What is needed:
Collect from the data below each line with "Valley".

Input:
-.-.-

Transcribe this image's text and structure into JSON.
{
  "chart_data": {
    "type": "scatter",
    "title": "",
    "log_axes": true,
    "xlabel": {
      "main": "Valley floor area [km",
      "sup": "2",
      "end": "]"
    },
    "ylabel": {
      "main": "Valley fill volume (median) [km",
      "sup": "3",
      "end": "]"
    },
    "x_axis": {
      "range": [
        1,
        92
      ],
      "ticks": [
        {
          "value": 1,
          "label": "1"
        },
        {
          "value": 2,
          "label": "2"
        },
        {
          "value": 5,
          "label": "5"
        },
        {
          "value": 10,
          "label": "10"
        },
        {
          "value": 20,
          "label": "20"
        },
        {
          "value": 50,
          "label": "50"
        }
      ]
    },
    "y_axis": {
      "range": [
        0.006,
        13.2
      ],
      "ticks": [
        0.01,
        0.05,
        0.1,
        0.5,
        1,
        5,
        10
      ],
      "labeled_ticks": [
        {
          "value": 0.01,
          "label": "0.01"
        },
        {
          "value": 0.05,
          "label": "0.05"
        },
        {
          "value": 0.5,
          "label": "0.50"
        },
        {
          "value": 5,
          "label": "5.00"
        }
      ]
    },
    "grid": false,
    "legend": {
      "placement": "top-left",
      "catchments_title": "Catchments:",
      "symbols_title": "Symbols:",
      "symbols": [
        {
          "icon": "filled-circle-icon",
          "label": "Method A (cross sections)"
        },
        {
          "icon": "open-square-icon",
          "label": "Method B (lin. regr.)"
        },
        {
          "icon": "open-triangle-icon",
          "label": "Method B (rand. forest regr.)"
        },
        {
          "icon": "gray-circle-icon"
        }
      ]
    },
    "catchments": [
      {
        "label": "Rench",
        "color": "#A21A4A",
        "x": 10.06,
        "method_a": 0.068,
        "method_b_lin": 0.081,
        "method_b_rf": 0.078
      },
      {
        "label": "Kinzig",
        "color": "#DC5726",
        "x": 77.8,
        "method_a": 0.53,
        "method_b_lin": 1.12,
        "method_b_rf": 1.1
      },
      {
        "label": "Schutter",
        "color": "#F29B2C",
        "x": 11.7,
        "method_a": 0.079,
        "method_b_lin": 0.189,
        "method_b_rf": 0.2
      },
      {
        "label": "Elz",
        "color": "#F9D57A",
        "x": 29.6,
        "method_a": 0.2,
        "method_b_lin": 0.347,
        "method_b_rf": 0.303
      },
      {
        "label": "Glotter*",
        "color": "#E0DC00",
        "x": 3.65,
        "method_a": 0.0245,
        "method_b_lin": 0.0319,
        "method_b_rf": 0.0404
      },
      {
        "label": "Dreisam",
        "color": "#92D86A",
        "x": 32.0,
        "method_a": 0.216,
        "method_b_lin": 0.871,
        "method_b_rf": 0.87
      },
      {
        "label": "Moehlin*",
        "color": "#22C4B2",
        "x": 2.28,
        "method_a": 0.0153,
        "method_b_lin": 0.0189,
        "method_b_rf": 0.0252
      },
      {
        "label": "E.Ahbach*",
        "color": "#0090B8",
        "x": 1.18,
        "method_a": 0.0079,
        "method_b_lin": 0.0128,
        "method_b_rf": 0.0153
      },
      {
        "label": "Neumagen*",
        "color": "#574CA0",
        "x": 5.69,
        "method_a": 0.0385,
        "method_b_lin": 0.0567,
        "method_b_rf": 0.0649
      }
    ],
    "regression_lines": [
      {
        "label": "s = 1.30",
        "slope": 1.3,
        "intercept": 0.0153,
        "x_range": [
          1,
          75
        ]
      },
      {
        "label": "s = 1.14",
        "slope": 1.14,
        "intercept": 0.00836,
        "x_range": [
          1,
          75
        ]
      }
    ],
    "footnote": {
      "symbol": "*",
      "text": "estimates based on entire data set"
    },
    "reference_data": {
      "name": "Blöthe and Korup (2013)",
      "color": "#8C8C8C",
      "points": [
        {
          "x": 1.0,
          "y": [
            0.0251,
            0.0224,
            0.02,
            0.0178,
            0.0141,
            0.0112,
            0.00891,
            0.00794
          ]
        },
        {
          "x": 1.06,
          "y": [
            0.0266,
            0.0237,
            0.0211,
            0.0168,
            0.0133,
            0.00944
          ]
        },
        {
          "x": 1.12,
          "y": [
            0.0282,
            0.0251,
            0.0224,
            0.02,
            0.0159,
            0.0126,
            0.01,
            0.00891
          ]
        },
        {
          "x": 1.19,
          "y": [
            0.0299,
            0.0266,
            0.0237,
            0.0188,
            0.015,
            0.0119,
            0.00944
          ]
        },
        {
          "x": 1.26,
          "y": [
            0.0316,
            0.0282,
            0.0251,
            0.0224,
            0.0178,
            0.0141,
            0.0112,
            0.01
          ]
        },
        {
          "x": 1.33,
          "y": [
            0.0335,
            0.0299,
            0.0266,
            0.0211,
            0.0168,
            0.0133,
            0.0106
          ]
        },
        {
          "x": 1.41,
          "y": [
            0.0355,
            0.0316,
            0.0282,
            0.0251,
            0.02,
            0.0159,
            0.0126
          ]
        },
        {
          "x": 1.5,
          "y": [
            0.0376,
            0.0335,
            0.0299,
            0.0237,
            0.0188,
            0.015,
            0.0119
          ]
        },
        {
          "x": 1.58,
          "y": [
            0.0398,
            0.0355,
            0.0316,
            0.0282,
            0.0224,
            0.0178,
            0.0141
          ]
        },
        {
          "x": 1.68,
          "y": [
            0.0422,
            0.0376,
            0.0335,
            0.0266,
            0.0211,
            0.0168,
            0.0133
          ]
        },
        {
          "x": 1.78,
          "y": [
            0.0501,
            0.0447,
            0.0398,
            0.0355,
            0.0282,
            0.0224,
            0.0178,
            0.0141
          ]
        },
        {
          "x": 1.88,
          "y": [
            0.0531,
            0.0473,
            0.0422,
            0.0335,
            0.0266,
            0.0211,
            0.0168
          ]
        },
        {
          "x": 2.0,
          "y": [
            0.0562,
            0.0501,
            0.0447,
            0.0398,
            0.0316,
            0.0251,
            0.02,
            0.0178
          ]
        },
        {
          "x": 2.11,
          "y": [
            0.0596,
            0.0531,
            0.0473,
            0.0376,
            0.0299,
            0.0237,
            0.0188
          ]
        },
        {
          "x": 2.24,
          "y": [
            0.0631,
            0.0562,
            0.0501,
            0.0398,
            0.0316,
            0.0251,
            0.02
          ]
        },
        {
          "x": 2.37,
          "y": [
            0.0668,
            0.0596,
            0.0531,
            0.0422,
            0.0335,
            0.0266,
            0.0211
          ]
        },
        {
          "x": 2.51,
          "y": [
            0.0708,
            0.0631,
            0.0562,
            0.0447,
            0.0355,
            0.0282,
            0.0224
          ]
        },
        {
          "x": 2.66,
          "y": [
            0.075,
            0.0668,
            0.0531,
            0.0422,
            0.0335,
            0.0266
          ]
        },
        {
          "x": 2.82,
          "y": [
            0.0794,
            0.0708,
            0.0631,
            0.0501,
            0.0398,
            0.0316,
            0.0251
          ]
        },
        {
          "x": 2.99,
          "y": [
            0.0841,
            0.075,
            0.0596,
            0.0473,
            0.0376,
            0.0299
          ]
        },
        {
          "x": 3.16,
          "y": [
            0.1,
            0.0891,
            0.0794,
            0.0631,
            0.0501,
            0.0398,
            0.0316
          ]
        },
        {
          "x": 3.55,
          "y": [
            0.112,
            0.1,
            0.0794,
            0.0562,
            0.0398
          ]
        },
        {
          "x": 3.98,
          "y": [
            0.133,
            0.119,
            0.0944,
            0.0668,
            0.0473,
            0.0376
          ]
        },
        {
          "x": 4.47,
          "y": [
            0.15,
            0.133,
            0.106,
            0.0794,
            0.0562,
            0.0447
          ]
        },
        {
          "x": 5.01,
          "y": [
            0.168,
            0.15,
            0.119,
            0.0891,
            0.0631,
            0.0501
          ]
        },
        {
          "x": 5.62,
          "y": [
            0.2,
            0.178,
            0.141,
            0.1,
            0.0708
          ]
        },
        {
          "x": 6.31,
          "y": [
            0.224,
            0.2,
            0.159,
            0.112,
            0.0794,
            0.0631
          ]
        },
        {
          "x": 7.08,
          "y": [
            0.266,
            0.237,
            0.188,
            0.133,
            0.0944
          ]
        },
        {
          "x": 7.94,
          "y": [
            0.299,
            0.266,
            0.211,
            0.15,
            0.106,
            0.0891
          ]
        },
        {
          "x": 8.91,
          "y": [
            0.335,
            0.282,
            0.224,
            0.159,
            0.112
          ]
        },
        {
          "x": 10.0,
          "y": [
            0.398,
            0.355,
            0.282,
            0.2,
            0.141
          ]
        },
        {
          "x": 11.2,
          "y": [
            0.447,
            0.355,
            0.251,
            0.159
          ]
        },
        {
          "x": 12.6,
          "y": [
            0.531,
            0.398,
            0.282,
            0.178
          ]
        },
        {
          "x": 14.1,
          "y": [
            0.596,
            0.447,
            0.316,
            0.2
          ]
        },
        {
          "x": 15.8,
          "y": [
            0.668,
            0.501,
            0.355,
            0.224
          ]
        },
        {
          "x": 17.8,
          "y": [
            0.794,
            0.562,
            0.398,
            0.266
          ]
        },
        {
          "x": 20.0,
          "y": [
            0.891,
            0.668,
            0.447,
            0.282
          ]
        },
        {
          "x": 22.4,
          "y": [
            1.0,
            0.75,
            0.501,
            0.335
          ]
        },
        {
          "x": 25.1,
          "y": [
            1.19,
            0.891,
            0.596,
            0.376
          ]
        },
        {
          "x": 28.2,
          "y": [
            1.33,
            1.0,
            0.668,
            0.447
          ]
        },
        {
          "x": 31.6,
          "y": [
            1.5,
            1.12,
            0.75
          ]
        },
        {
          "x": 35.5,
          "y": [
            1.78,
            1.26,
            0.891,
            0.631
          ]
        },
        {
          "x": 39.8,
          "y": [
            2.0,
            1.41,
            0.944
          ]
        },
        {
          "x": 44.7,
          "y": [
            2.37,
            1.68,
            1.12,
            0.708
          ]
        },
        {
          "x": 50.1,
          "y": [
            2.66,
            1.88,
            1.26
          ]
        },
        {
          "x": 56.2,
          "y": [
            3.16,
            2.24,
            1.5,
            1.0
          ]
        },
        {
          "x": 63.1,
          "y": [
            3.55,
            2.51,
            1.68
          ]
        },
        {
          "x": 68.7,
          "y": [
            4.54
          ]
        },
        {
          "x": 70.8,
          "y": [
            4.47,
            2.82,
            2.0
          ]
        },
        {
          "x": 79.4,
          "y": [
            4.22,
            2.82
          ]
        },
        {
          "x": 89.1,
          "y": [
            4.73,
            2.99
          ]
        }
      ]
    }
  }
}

-.-.-

Task result:
      "main": "Valley floor area [km",
      "main": "Valley fill volume (median) [km",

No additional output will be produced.